§ SHORT TASK: Scan the material and copy every line in which "Waves" appears.

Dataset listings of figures
--------------------

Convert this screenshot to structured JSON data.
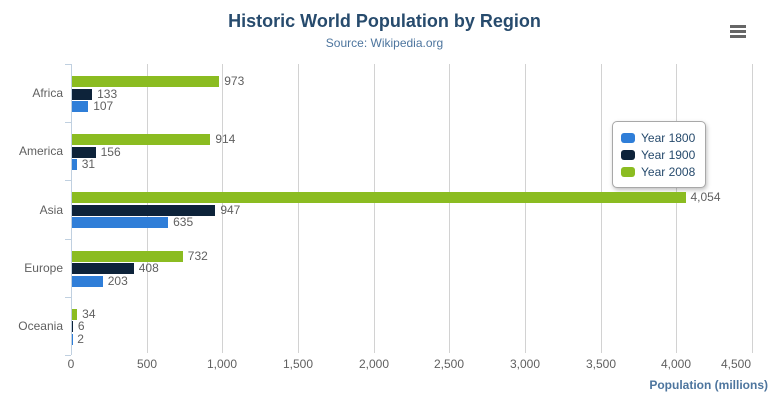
{
  "chart_data": {
    "type": "bar",
    "orientation": "horizontal",
    "title": "Historic World Population by Region",
    "subtitle": "Source: Wikipedia.org",
    "categories": [
      "Africa",
      "America",
      "Asia",
      "Europe",
      "Oceania"
    ],
    "series": [
      {
        "name": "Year 1800",
        "color": "#2f7ed8",
        "values": [
          107,
          31,
          635,
          203,
          2
        ]
      },
      {
        "name": "Year 1900",
        "color": "#0d233a",
        "values": [
          133,
          156,
          947,
          408,
          6
        ]
      },
      {
        "name": "Year 2008",
        "color": "#8bbc21",
        "values": [
          973,
          914,
          4054,
          732,
          34
        ]
      }
    ],
    "series_display_order_top_to_bottom": [
      "Year 2008",
      "Year 1900",
      "Year 1800"
    ],
    "data_labels_shown": true,
    "xlabel": "Population (millions)",
    "xlim": [
      0,
      4500
    ],
    "xtick_step": 500,
    "xtick_labels": [
      "0",
      "500",
      "1,000",
      "1,500",
      "2,000",
      "2,500",
      "3,000",
      "3,500",
      "4,000",
      "4,500"
    ],
    "grid": true,
    "legend_position": "inside-right-top"
  },
  "export_menu": {
    "icon": "hamburger-menu-icon"
  },
  "colors": {
    "title_text": "#274b6d",
    "subtitle_text": "#4d759e",
    "axis_title_text": "#4d759e",
    "axis_label_text": "#606060",
    "data_label_text": "#606060",
    "gridline": "#d2d2d2",
    "axis_line": "#c0d0e0",
    "legend_text": "#274b6d",
    "background": "#ffffff"
  }
}
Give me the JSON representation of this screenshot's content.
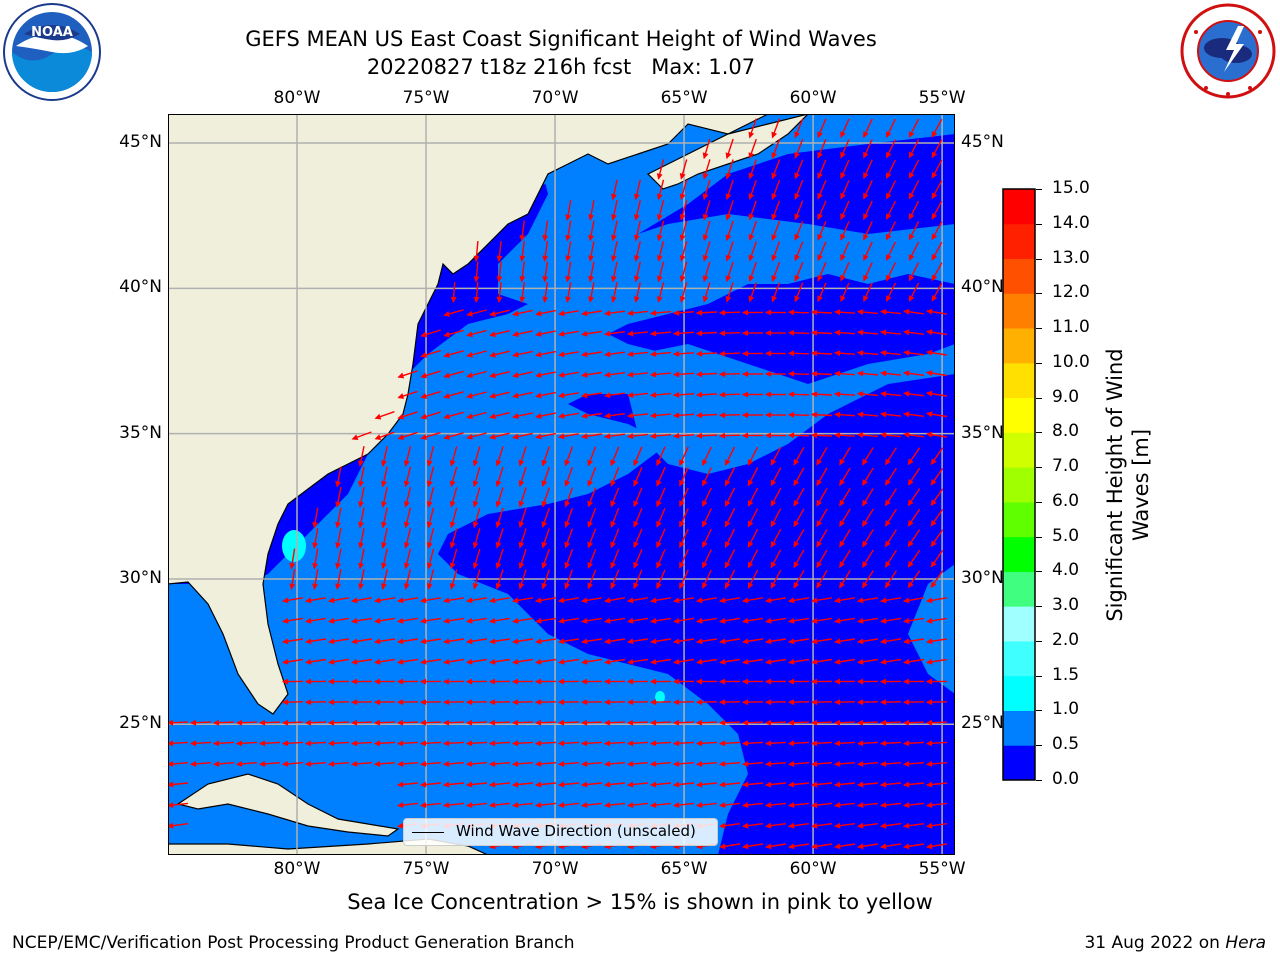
{
  "header": {
    "title_line1": "GEFS MEAN US East Coast Significant Height of Wind Waves",
    "title_line2": "20220827 t18z 216h fcst   Max: 1.07"
  },
  "logos": {
    "left": {
      "icon": "noaa-logo-icon",
      "text": "NOAA"
    },
    "right": {
      "icon": "national-weather-service-logo-icon"
    }
  },
  "map": {
    "lon_ticks": [
      "80°W",
      "75°W",
      "70°W",
      "65°W",
      "60°W",
      "55°W"
    ],
    "lat_ticks": [
      "45°N",
      "40°N",
      "35°N",
      "30°N",
      "25°N"
    ],
    "lon_range": [
      -85,
      -54.5
    ],
    "lat_range": [
      20.5,
      46
    ],
    "grid": true,
    "colors": {
      "land": "#efefdc",
      "ocean_low": "#0000ff",
      "ocean_mid": "#0080ff",
      "ocean_high": "#00ffff",
      "arrows": "#ff0000",
      "grid": "#b0b0b0"
    },
    "legend": {
      "label": "Wind Wave Direction (unscaled)",
      "placement": "lower center"
    }
  },
  "colorbar": {
    "label": "Significant Height of Wind Waves [m]",
    "label_line1": "Significant Height of Wind",
    "label_line2": "Waves [m]",
    "ticks": [
      "15.0",
      "14.0",
      "13.0",
      "12.0",
      "11.0",
      "10.0",
      "9.0",
      "8.0",
      "7.0",
      "6.0",
      "5.0",
      "4.0",
      "3.0",
      "2.0",
      "1.5",
      "1.0",
      "0.5",
      "0.0"
    ],
    "colors": [
      "#0000ff",
      "#0080ff",
      "#00ffff",
      "#40ffff",
      "#a0ffff",
      "#40ff80",
      "#00ff00",
      "#60ff00",
      "#a0ff00",
      "#d0ff00",
      "#ffff00",
      "#ffe000",
      "#ffb000",
      "#ff8000",
      "#ff5000",
      "#ff2000",
      "#ff0000"
    ]
  },
  "caption": "Sea Ice Concentration > 15% is shown in pink to yellow",
  "footer": {
    "left": "NCEP/EMC/Verification Post Processing Product Generation Branch",
    "right_date": "31 Aug 2022 on ",
    "right_host": "Hera"
  }
}
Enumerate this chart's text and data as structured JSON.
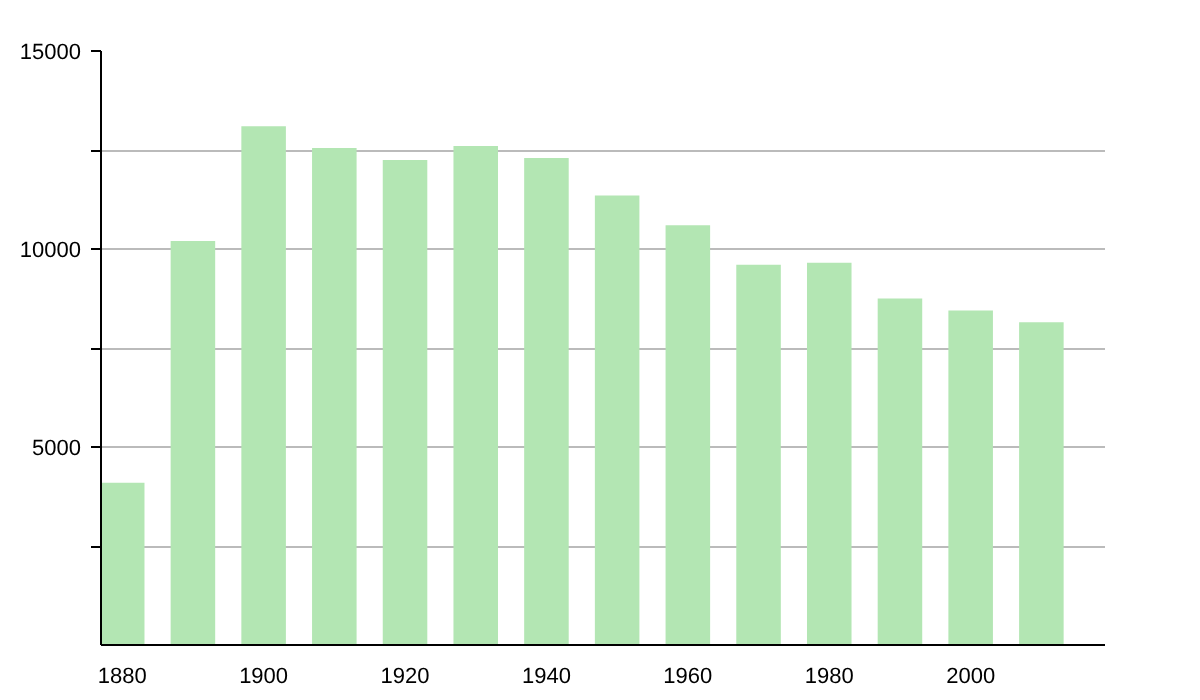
{
  "chart_data": {
    "type": "bar",
    "x": [
      1880,
      1890,
      1900,
      1910,
      1920,
      1930,
      1940,
      1950,
      1960,
      1970,
      1980,
      1990,
      2000,
      2010
    ],
    "values": [
      4100,
      10200,
      13100,
      12550,
      12250,
      12600,
      12300,
      11350,
      10600,
      9600,
      9650,
      8750,
      8450,
      8150
    ],
    "color": "#b3e6b3",
    "xlim": [
      1877,
      2019
    ],
    "xticks": [
      1880,
      1900,
      1920,
      1940,
      1960,
      1980,
      2000
    ],
    "ylim": [
      0,
      15000
    ],
    "yticks": [
      {
        "value": 2500,
        "label": null
      },
      5000,
      {
        "value": 7500,
        "label": null
      },
      10000,
      {
        "value": 12500,
        "label": null
      },
      15000
    ],
    "grid": "y"
  }
}
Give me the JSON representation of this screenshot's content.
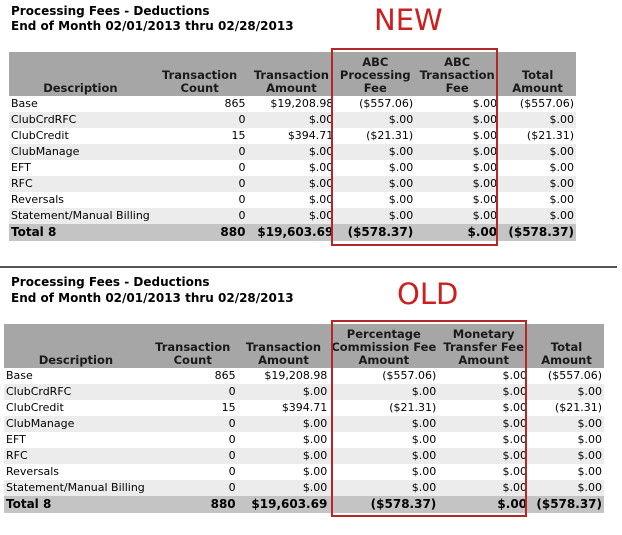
{
  "new_section": {
    "tag": "NEW",
    "title": "Processing Fees - Deductions",
    "subtitle": "End of Month 02/01/2013 thru 02/28/2013",
    "headers": {
      "description": "Description",
      "txn_count": [
        "Transaction",
        "Count"
      ],
      "txn_amount": [
        "Transaction",
        "Amount"
      ],
      "fee1": [
        "ABC",
        "Processing",
        "Fee"
      ],
      "fee2": [
        "ABC",
        "Transaction",
        "Fee"
      ],
      "total": [
        "Total",
        "Amount"
      ]
    },
    "rows": [
      {
        "desc": "Base",
        "count": "865",
        "amount": "$19,208.98",
        "fee1": "($557.06)",
        "fee2": "$.00",
        "total": "($557.06)"
      },
      {
        "desc": "ClubCrdRFC",
        "count": "0",
        "amount": "$.00",
        "fee1": "$.00",
        "fee2": "$.00",
        "total": "$.00"
      },
      {
        "desc": "ClubCredit",
        "count": "15",
        "amount": "$394.71",
        "fee1": "($21.31)",
        "fee2": "$.00",
        "total": "($21.31)"
      },
      {
        "desc": "ClubManage",
        "count": "0",
        "amount": "$.00",
        "fee1": "$.00",
        "fee2": "$.00",
        "total": "$.00"
      },
      {
        "desc": "EFT",
        "count": "0",
        "amount": "$.00",
        "fee1": "$.00",
        "fee2": "$.00",
        "total": "$.00"
      },
      {
        "desc": "RFC",
        "count": "0",
        "amount": "$.00",
        "fee1": "$.00",
        "fee2": "$.00",
        "total": "$.00"
      },
      {
        "desc": "Reversals",
        "count": "0",
        "amount": "$.00",
        "fee1": "$.00",
        "fee2": "$.00",
        "total": "$.00"
      },
      {
        "desc": "Statement/Manual Billing",
        "count": "0",
        "amount": "$.00",
        "fee1": "$.00",
        "fee2": "$.00",
        "total": "$.00"
      }
    ],
    "total_row": {
      "desc": "Total 8",
      "count": "880",
      "amount": "$19,603.69",
      "fee1": "($578.37)",
      "fee2": "$.00",
      "total": "($578.37)"
    }
  },
  "old_section": {
    "tag": "OLD",
    "title": "Processing Fees - Deductions",
    "subtitle": "End of Month 02/01/2013 thru 02/28/2013",
    "headers": {
      "description": "Description",
      "txn_count": [
        "Transaction",
        "Count"
      ],
      "txn_amount": [
        "Transaction",
        "Amount"
      ],
      "fee1": [
        "Percentage",
        "Commission Fee",
        "Amount"
      ],
      "fee2": [
        "Monetary",
        "Transfer Fee",
        "Amount"
      ],
      "total": [
        "Total",
        "Amount"
      ]
    },
    "rows": [
      {
        "desc": "Base",
        "count": "865",
        "amount": "$19,208.98",
        "fee1": "($557.06)",
        "fee2": "$.00",
        "total": "($557.06)"
      },
      {
        "desc": "ClubCrdRFC",
        "count": "0",
        "amount": "$.00",
        "fee1": "$.00",
        "fee2": "$.00",
        "total": "$.00"
      },
      {
        "desc": "ClubCredit",
        "count": "15",
        "amount": "$394.71",
        "fee1": "($21.31)",
        "fee2": "$.00",
        "total": "($21.31)"
      },
      {
        "desc": "ClubManage",
        "count": "0",
        "amount": "$.00",
        "fee1": "$.00",
        "fee2": "$.00",
        "total": "$.00"
      },
      {
        "desc": "EFT",
        "count": "0",
        "amount": "$.00",
        "fee1": "$.00",
        "fee2": "$.00",
        "total": "$.00"
      },
      {
        "desc": "RFC",
        "count": "0",
        "amount": "$.00",
        "fee1": "$.00",
        "fee2": "$.00",
        "total": "$.00"
      },
      {
        "desc": "Reversals",
        "count": "0",
        "amount": "$.00",
        "fee1": "$.00",
        "fee2": "$.00",
        "total": "$.00"
      },
      {
        "desc": "Statement/Manual Billing",
        "count": "0",
        "amount": "$.00",
        "fee1": "$.00",
        "fee2": "$.00",
        "total": "$.00"
      }
    ],
    "total_row": {
      "desc": "Total 8",
      "count": "880",
      "amount": "$19,603.69",
      "fee1": "($578.37)",
      "fee2": "$.00",
      "total": "($578.37)"
    }
  },
  "colors": {
    "highlight": "#b52626",
    "tag": "#cc1f1f",
    "header_bg": "#a6a6a6",
    "total_bg": "#c4c4c4"
  }
}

--------------------

§ RESULT OF THIS TASK:
    "title_line1": "GEFS MEAN US East Coast Significant Height of Wind Waves",
    "label": "Significant Height of Wind Waves [m]",
    "label_line2": "Waves [m]",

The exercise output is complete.